Stored data:
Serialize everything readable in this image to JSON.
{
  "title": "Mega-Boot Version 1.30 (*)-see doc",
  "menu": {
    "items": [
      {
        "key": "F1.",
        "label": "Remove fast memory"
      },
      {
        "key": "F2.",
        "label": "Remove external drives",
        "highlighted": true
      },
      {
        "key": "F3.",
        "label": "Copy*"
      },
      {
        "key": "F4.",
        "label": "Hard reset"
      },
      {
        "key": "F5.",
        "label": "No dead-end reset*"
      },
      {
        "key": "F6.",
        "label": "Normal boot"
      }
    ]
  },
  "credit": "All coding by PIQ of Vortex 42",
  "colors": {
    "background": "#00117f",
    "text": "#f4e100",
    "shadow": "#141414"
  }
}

▸ Set task: Repeat the material from above exactly, word for word.

▸ Exercise answer:
Serialize everything readable in this image to JSON.
{
  "title": "Mega-Boot Version 1.30 (*)-see doc",
  "menu": {
    "items": [
      {
        "key": "F1.",
        "label": "Remove fast memory"
      },
      {
        "key": "F2.",
        "label": "Remove external drives",
        "highlighted": true
      },
      {
        "key": "F3.",
        "label": "Copy*"
      },
      {
        "key": "F4.",
        "label": "Hard reset"
      },
      {
        "key": "F5.",
        "label": "No dead-end reset*"
      },
      {
        "key": "F6.",
        "label": "Normal boot"
      }
    ]
  },
  "credit": "All coding by PIQ of Vortex 42",
  "colors": {
    "background": "#00117f",
    "text": "#f4e100",
    "shadow": "#141414"
  }
}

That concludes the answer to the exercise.